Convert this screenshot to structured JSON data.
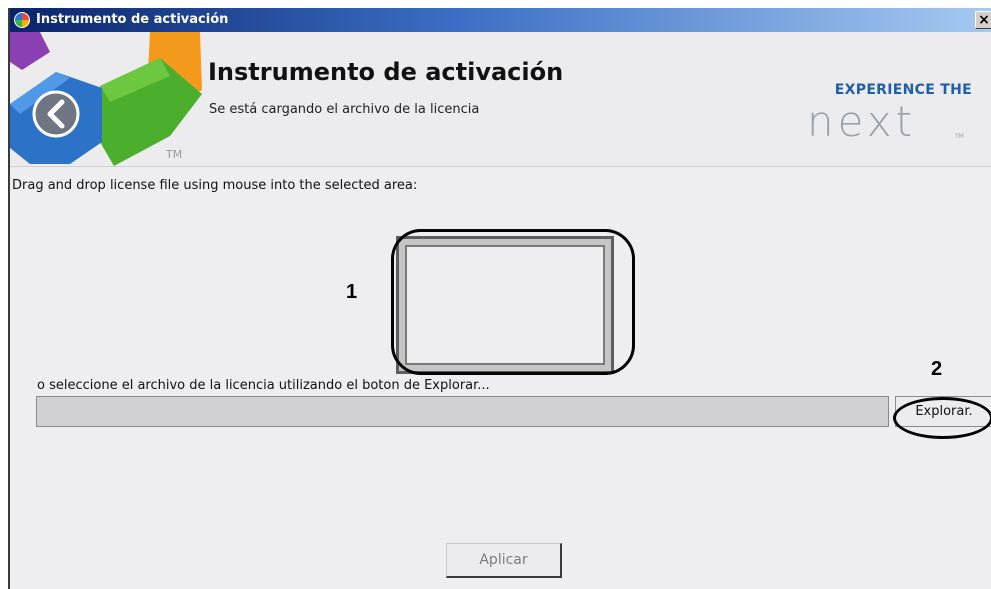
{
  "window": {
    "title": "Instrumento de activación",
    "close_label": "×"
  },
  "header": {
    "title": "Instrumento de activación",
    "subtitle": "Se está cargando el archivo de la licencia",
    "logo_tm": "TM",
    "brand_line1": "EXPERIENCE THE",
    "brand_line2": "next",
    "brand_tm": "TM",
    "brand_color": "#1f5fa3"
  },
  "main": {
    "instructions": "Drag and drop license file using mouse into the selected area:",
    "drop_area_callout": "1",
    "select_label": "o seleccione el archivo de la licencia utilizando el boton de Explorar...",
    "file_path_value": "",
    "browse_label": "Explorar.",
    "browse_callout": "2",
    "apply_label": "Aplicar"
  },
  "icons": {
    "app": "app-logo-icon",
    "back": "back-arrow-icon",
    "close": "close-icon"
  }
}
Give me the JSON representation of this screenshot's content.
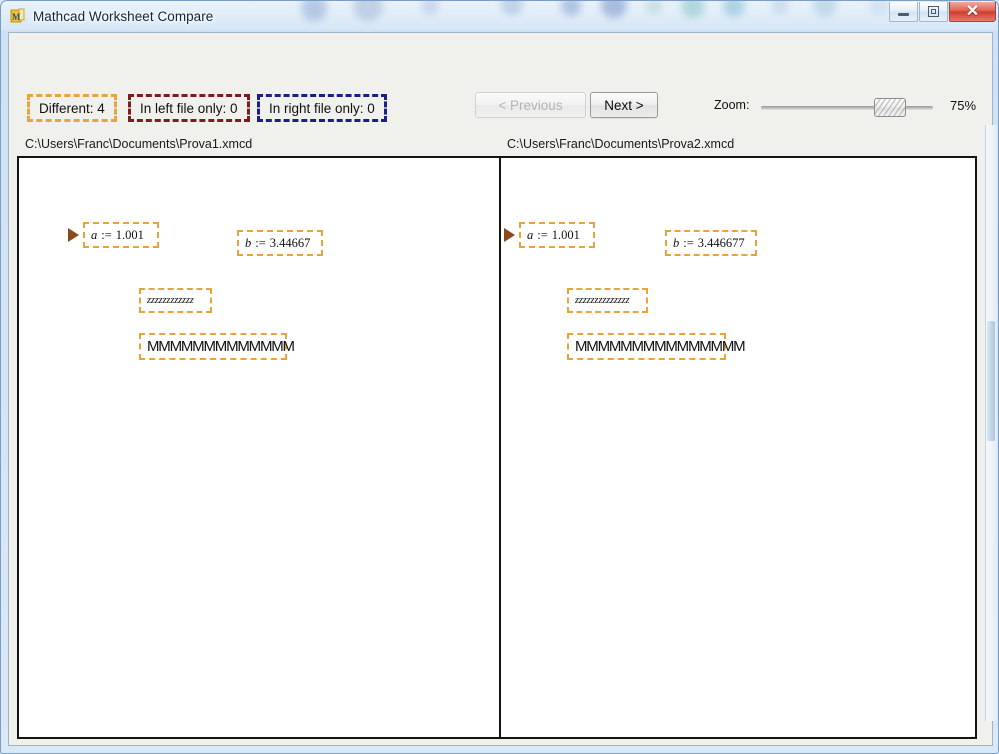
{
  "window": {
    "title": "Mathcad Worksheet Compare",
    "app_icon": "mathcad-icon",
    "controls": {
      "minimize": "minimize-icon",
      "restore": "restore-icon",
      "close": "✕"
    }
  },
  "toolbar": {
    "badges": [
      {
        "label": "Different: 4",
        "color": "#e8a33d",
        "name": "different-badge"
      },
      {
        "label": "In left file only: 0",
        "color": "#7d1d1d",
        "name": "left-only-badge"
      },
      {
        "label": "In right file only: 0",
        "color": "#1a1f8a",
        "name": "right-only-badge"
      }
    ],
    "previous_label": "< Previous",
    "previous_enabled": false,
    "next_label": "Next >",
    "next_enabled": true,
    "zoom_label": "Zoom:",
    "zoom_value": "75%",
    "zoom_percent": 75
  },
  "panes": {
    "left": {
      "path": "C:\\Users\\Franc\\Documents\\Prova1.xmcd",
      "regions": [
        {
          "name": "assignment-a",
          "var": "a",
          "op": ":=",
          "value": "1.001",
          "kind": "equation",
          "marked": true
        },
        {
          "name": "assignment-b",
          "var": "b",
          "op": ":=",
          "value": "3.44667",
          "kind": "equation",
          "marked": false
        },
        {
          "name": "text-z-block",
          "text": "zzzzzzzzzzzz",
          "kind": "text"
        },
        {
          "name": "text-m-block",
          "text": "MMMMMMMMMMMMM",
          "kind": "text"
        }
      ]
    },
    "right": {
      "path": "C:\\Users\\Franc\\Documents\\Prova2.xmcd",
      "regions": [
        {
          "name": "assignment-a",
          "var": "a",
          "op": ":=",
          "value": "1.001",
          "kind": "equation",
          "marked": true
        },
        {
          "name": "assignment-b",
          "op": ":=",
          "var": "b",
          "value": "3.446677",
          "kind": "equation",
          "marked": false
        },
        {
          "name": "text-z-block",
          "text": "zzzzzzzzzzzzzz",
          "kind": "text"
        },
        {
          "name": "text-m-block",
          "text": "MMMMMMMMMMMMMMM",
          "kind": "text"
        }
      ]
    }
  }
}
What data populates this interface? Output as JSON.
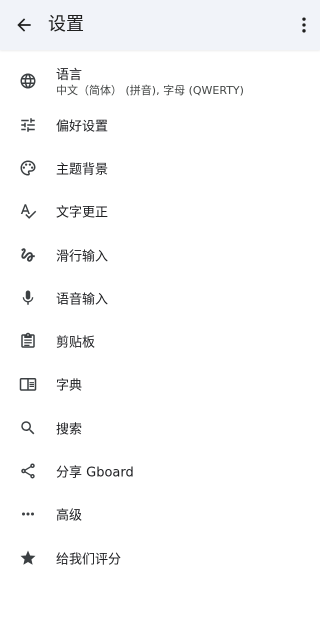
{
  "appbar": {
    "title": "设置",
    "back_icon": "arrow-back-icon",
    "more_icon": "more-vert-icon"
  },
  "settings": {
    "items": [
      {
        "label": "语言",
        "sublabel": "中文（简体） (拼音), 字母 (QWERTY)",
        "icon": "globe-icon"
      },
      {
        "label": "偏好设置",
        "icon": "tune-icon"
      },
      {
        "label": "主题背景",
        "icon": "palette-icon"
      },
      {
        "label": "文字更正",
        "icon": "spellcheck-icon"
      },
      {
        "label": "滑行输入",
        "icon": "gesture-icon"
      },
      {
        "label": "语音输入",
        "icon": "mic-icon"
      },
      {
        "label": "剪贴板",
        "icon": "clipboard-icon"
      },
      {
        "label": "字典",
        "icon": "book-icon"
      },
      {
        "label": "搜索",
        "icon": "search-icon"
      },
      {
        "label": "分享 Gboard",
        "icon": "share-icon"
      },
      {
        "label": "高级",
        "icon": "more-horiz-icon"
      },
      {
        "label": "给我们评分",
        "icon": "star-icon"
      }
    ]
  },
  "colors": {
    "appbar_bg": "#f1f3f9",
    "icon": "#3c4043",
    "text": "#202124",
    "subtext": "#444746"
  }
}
○ ○ ○ ○
- [The problem]: Transcribe the records word for word and include no pictures.

- [Response below]:
Convert this screenshot to structured JSON data.
{
  "window": {
    "title": "Instrumento de activación",
    "close_label": "×"
  },
  "header": {
    "title": "Instrumento de activación",
    "subtitle": "Se está cargando el archivo de la licencia",
    "logo_tm": "TM",
    "brand_line1": "EXPERIENCE THE",
    "brand_line2": "next",
    "brand_tm": "TM",
    "brand_color": "#1f5fa3"
  },
  "main": {
    "instructions": "Drag and drop license file using mouse into the selected area:",
    "drop_area_callout": "1",
    "select_label": "o seleccione el archivo de la licencia utilizando el boton de Explorar...",
    "file_path_value": "",
    "browse_label": "Explorar.",
    "browse_callout": "2",
    "apply_label": "Aplicar"
  },
  "icons": {
    "app": "app-logo-icon",
    "back": "back-arrow-icon",
    "close": "close-icon"
  }
}
Give me the JSON representation of this screenshot's content.
{
  "window": {
    "title": "Mathcad Worksheet Compare",
    "app_icon": "mathcad-icon",
    "controls": {
      "minimize": "minimize-icon",
      "restore": "restore-icon",
      "close": "✕"
    }
  },
  "toolbar": {
    "badges": [
      {
        "label": "Different: 4",
        "color": "#e8a33d",
        "name": "different-badge"
      },
      {
        "label": "In left file only: 0",
        "color": "#7d1d1d",
        "name": "left-only-badge"
      },
      {
        "label": "In right file only: 0",
        "color": "#1a1f8a",
        "name": "right-only-badge"
      }
    ],
    "previous_label": "< Previous",
    "previous_enabled": false,
    "next_label": "Next >",
    "next_enabled": true,
    "zoom_label": "Zoom:",
    "zoom_value": "75%",
    "zoom_percent": 75
  },
  "panes": {
    "left": {
      "path": "C:\\Users\\Franc\\Documents\\Prova1.xmcd",
      "regions": [
        {
          "name": "assignment-a",
          "var": "a",
          "op": ":=",
          "value": "1.001",
          "kind": "equation",
          "marked": true
        },
        {
          "name": "assignment-b",
          "var": "b",
          "op": ":=",
          "value": "3.44667",
          "kind": "equation",
          "marked": false
        },
        {
          "name": "text-z-block",
          "text": "zzzzzzzzzzzz",
          "kind": "text"
        },
        {
          "name": "text-m-block",
          "text": "MMMMMMMMMMMMM",
          "kind": "text"
        }
      ]
    },
    "right": {
      "path": "C:\\Users\\Franc\\Documents\\Prova2.xmcd",
      "regions": [
        {
          "name": "assignment-a",
          "var": "a",
          "op": ":=",
          "value": "1.001",
          "kind": "equation",
          "marked": true
        },
        {
          "name": "assignment-b",
          "op": ":=",
          "var": "b",
          "value": "3.446677",
          "kind": "equation",
          "marked": false
        },
        {
          "name": "text-z-block",
          "text": "zzzzzzzzzzzzzz",
          "kind": "text"
        },
        {
          "name": "text-m-block",
          "text": "MMMMMMMMMMMMMMM",
          "kind": "text"
        }
      ]
    }
  }
}
What data populates this interface? Output as JSON.
{
  "appbar": {
    "title": "设置",
    "back_icon": "arrow-back-icon",
    "more_icon": "more-vert-icon"
  },
  "settings": {
    "items": [
      {
        "label": "语言",
        "sublabel": "中文（简体） (拼音), 字母 (QWERTY)",
        "icon": "globe-icon"
      },
      {
        "label": "偏好设置",
        "icon": "tune-icon"
      },
      {
        "label": "主题背景",
        "icon": "palette-icon"
      },
      {
        "label": "文字更正",
        "icon": "spellcheck-icon"
      },
      {
        "label": "滑行输入",
        "icon": "gesture-icon"
      },
      {
        "label": "语音输入",
        "icon": "mic-icon"
      },
      {
        "label": "剪贴板",
        "icon": "clipboard-icon"
      },
      {
        "label": "字典",
        "icon": "book-icon"
      },
      {
        "label": "搜索",
        "icon": "search-icon"
      },
      {
        "label": "分享 Gboard",
        "icon": "share-icon"
      },
      {
        "label": "高级",
        "icon": "more-horiz-icon"
      },
      {
        "label": "给我们评分",
        "icon": "star-icon"
      }
    ]
  },
  "colors": {
    "appbar_bg": "#f1f3f9",
    "icon": "#3c4043",
    "text": "#202124",
    "subtext": "#444746"
  }
}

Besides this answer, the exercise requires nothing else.